***** Records provided *****

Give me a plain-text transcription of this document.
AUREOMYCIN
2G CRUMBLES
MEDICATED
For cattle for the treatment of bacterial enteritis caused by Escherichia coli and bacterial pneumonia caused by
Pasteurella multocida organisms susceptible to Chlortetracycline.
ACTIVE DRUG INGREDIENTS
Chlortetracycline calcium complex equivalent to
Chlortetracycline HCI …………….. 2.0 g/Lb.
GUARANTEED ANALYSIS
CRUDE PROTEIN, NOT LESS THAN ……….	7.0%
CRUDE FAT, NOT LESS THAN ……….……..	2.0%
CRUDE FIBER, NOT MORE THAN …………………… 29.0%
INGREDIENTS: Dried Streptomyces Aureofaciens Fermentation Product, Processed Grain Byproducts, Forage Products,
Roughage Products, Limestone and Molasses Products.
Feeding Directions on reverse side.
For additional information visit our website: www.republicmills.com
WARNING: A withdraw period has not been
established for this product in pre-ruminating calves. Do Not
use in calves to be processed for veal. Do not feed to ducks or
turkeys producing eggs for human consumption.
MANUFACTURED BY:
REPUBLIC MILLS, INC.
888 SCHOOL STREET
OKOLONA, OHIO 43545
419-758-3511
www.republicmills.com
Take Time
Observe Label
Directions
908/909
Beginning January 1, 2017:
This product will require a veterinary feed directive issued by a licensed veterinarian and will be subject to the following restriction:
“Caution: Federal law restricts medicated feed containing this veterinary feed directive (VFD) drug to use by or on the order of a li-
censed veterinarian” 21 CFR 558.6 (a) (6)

*****

**Task brief**. Output every record verbatim.

**Result of this task**.
Give me a plain-text transcription of this document.
AUREOMYCIN
2G CRUMBLES
MEDICATED
For cattle for the treatment of bacterial enteritis caused by Escherichia coli and bacterial pneumonia caused by
Pasteurella multocida organisms susceptible to Chlortetracycline.
ACTIVE DRUG INGREDIENTS
Chlortetracycline calcium complex equivalent to
Chlortetracycline HCI …………….. 2.0 g/Lb.
GUARANTEED ANALYSIS
CRUDE PROTEIN, NOT LESS THAN ……….	7.0%
CRUDE FAT, NOT LESS THAN ……….……..	2.0%
CRUDE FIBER, NOT MORE THAN …………………… 29.0%
INGREDIENTS: Dried Streptomyces Aureofaciens Fermentation Product, Processed Grain Byproducts, Forage Products,
Roughage Products, Limestone and Molasses Products.
Feeding Directions on reverse side.
For additional information visit our website: www.republicmills.com
WARNING: A withdraw period has not been
established for this product in pre-ruminating calves. Do Not
use in calves to be processed for veal. Do not feed to ducks or
turkeys producing eggs for human consumption.
MANUFACTURED BY:
REPUBLIC MILLS, INC.
888 SCHOOL STREET
OKOLONA, OHIO 43545
419-758-3511
www.republicmills.com
Take Time
Observe Label
Directions
908/909
Beginning January 1, 2017:
This product will require a veterinary feed directive issued by a licensed veterinarian and will be subject to the following restriction:
“Caution: Federal law restricts medicated feed containing this veterinary feed directive (VFD) drug to use by or on the order of a li-
censed veterinarian” 21 CFR 558.6 (a) (6)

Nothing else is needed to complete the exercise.